* **Exercise instructions**
All records below must be retyped exactly.

○ ○ ○ ○ ○

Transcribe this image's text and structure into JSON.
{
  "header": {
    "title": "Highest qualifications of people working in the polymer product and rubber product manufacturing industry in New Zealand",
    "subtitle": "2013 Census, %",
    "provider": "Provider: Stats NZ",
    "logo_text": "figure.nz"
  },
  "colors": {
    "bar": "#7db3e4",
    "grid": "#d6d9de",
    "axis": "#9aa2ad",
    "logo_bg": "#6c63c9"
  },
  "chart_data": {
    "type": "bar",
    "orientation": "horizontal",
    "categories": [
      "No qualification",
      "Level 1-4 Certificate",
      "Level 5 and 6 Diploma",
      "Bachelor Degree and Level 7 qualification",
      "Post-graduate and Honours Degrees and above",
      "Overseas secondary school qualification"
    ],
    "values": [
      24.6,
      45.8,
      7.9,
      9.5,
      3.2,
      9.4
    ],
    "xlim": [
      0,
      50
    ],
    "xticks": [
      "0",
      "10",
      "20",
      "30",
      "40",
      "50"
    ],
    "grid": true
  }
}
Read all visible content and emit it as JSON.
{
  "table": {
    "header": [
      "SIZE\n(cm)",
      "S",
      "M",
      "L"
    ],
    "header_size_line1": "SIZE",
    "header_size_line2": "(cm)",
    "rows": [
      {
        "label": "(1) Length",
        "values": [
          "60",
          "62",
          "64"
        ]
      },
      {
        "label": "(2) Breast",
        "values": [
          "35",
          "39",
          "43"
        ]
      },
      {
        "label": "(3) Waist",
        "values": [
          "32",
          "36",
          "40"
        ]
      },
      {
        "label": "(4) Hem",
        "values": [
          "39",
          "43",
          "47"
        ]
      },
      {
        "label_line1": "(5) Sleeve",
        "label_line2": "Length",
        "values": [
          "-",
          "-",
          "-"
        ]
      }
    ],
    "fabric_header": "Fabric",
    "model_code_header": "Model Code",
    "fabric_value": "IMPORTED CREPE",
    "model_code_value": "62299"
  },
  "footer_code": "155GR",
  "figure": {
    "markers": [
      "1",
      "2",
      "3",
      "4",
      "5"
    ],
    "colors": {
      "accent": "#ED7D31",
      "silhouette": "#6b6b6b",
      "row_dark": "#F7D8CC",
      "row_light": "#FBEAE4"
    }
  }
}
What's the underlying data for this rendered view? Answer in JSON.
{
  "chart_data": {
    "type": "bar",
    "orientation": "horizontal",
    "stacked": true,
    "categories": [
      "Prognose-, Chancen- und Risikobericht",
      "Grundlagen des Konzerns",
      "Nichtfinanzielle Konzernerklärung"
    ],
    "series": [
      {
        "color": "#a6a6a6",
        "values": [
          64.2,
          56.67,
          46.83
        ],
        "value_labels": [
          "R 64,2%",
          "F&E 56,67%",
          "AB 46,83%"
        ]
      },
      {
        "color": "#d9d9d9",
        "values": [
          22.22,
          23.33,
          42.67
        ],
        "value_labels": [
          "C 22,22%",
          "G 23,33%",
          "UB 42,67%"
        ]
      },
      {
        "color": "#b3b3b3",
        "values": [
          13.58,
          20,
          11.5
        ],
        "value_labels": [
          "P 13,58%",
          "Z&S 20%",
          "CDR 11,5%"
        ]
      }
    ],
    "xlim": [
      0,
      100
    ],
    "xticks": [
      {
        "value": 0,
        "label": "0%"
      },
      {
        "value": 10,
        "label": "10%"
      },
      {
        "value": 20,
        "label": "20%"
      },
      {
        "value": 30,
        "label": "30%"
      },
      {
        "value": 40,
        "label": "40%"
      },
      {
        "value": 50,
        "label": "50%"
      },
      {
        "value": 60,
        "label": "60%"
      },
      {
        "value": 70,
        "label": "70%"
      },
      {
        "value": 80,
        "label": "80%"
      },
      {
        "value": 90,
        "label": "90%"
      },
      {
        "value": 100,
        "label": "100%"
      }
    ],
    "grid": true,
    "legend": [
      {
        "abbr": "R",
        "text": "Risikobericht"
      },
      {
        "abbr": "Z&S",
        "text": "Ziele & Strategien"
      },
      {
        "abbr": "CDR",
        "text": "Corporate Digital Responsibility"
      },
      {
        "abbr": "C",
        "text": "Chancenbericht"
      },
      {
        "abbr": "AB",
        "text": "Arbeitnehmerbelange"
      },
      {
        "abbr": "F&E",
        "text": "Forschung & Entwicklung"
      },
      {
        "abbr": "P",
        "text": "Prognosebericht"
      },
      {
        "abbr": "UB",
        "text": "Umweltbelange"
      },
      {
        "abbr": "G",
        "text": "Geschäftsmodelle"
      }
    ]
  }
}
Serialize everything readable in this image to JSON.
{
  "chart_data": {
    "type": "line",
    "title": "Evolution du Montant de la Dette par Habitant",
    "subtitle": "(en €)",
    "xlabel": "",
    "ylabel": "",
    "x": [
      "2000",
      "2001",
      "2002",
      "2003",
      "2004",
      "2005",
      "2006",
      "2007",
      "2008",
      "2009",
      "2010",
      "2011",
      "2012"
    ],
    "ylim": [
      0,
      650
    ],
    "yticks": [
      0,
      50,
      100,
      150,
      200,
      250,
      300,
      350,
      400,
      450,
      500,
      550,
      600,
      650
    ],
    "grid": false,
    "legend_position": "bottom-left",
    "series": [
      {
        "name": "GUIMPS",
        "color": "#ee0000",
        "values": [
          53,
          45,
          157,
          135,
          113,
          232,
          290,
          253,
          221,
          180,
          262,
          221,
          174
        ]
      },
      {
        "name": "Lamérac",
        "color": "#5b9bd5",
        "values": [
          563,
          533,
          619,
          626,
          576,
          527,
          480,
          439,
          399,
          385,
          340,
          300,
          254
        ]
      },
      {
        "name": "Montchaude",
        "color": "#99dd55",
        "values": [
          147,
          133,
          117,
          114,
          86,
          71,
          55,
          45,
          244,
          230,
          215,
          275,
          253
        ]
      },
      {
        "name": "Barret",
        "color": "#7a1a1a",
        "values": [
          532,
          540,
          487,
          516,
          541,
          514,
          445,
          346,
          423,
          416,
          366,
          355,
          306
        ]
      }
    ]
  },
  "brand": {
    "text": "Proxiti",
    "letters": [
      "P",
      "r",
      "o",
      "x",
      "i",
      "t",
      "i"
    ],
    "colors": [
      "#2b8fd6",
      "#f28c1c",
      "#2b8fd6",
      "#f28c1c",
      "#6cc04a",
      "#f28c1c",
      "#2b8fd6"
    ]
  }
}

○ ○ ○ ○ ○

* **Output of the task**
Transcribe this image's text and structure into JSON.
{
  "header": {
    "title": "Highest qualifications of people working in the polymer product and rubber product manufacturing industry in New Zealand",
    "subtitle": "2013 Census, %",
    "provider": "Provider: Stats NZ",
    "logo_text": "figure.nz"
  },
  "colors": {
    "bar": "#7db3e4",
    "grid": "#d6d9de",
    "axis": "#9aa2ad",
    "logo_bg": "#6c63c9"
  },
  "chart_data": {
    "type": "bar",
    "orientation": "horizontal",
    "categories": [
      "No qualification",
      "Level 1-4 Certificate",
      "Level 5 and 6 Diploma",
      "Bachelor Degree and Level 7 qualification",
      "Post-graduate and Honours Degrees and above",
      "Overseas secondary school qualification"
    ],
    "values": [
      24.6,
      45.8,
      7.9,
      9.5,
      3.2,
      9.4
    ],
    "xlim": [
      0,
      50
    ],
    "xticks": [
      "0",
      "10",
      "20",
      "30",
      "40",
      "50"
    ],
    "grid": true
  }
}
Read all visible content and emit it as JSON.
{
  "table": {
    "header": [
      "SIZE\n(cm)",
      "S",
      "M",
      "L"
    ],
    "header_size_line1": "SIZE",
    "header_size_line2": "(cm)",
    "rows": [
      {
        "label": "(1) Length",
        "values": [
          "60",
          "62",
          "64"
        ]
      },
      {
        "label": "(2) Breast",
        "values": [
          "35",
          "39",
          "43"
        ]
      },
      {
        "label": "(3) Waist",
        "values": [
          "32",
          "36",
          "40"
        ]
      },
      {
        "label": "(4) Hem",
        "values": [
          "39",
          "43",
          "47"
        ]
      },
      {
        "label_line1": "(5) Sleeve",
        "label_line2": "Length",
        "values": [
          "-",
          "-",
          "-"
        ]
      }
    ],
    "fabric_header": "Fabric",
    "model_code_header": "Model Code",
    "fabric_value": "IMPORTED CREPE",
    "model_code_value": "62299"
  },
  "footer_code": "155GR",
  "figure": {
    "markers": [
      "1",
      "2",
      "3",
      "4",
      "5"
    ],
    "colors": {
      "accent": "#ED7D31",
      "silhouette": "#6b6b6b",
      "row_dark": "#F7D8CC",
      "row_light": "#FBEAE4"
    }
  }
}
What's the underlying data for this rendered view? Answer in JSON.
{
  "chart_data": {
    "type": "bar",
    "orientation": "horizontal",
    "stacked": true,
    "categories": [
      "Prognose-, Chancen- und Risikobericht",
      "Grundlagen des Konzerns",
      "Nichtfinanzielle Konzernerklärung"
    ],
    "series": [
      {
        "color": "#a6a6a6",
        "values": [
          64.2,
          56.67,
          46.83
        ],
        "value_labels": [
          "R 64,2%",
          "F&E 56,67%",
          "AB 46,83%"
        ]
      },
      {
        "color": "#d9d9d9",
        "values": [
          22.22,
          23.33,
          42.67
        ],
        "value_labels": [
          "C 22,22%",
          "G 23,33%",
          "UB 42,67%"
        ]
      },
      {
        "color": "#b3b3b3",
        "values": [
          13.58,
          20,
          11.5
        ],
        "value_labels": [
          "P 13,58%",
          "Z&S 20%",
          "CDR 11,5%"
        ]
      }
    ],
    "xlim": [
      0,
      100
    ],
    "xticks": [
      {
        "value": 0,
        "label": "0%"
      },
      {
        "value": 10,
        "label": "10%"
      },
      {
        "value": 20,
        "label": "20%"
      },
      {
        "value": 30,
        "label": "30%"
      },
      {
        "value": 40,
        "label": "40%"
      },
      {
        "value": 50,
        "label": "50%"
      },
      {
        "value": 60,
        "label": "60%"
      },
      {
        "value": 70,
        "label": "70%"
      },
      {
        "value": 80,
        "label": "80%"
      },
      {
        "value": 90,
        "label": "90%"
      },
      {
        "value": 100,
        "label": "100%"
      }
    ],
    "grid": true,
    "legend": [
      {
        "abbr": "R",
        "text": "Risikobericht"
      },
      {
        "abbr": "Z&S",
        "text": "Ziele & Strategien"
      },
      {
        "abbr": "CDR",
        "text": "Corporate Digital Responsibility"
      },
      {
        "abbr": "C",
        "text": "Chancenbericht"
      },
      {
        "abbr": "AB",
        "text": "Arbeitnehmerbelange"
      },
      {
        "abbr": "F&E",
        "text": "Forschung & Entwicklung"
      },
      {
        "abbr": "P",
        "text": "Prognosebericht"
      },
      {
        "abbr": "UB",
        "text": "Umweltbelange"
      },
      {
        "abbr": "G",
        "text": "Geschäftsmodelle"
      }
    ]
  }
}
Serialize everything readable in this image to JSON.
{
  "chart_data": {
    "type": "line",
    "title": "Evolution du Montant de la Dette par Habitant",
    "subtitle": "(en €)",
    "xlabel": "",
    "ylabel": "",
    "x": [
      "2000",
      "2001",
      "2002",
      "2003",
      "2004",
      "2005",
      "2006",
      "2007",
      "2008",
      "2009",
      "2010",
      "2011",
      "2012"
    ],
    "ylim": [
      0,
      650
    ],
    "yticks": [
      0,
      50,
      100,
      150,
      200,
      250,
      300,
      350,
      400,
      450,
      500,
      550,
      600,
      650
    ],
    "grid": false,
    "legend_position": "bottom-left",
    "series": [
      {
        "name": "GUIMPS",
        "color": "#ee0000",
        "values": [
          53,
          45,
          157,
          135,
          113,
          232,
          290,
          253,
          221,
          180,
          262,
          221,
          174
        ]
      },
      {
        "name": "Lamérac",
        "color": "#5b9bd5",
        "values": [
          563,
          533,
          619,
          626,
          576,
          527,
          480,
          439,
          399,
          385,
          340,
          300,
          254
        ]
      },
      {
        "name": "Montchaude",
        "color": "#99dd55",
        "values": [
          147,
          133,
          117,
          114,
          86,
          71,
          55,
          45,
          244,
          230,
          215,
          275,
          253
        ]
      },
      {
        "name": "Barret",
        "color": "#7a1a1a",
        "values": [
          532,
          540,
          487,
          516,
          541,
          514,
          445,
          346,
          423,
          416,
          366,
          355,
          306
        ]
      }
    ]
  },
  "brand": {
    "text": "Proxiti",
    "letters": [
      "P",
      "r",
      "o",
      "x",
      "i",
      "t",
      "i"
    ],
    "colors": [
      "#2b8fd6",
      "#f28c1c",
      "#2b8fd6",
      "#f28c1c",
      "#6cc04a",
      "#f28c1c",
      "#2b8fd6"
    ]
  }
}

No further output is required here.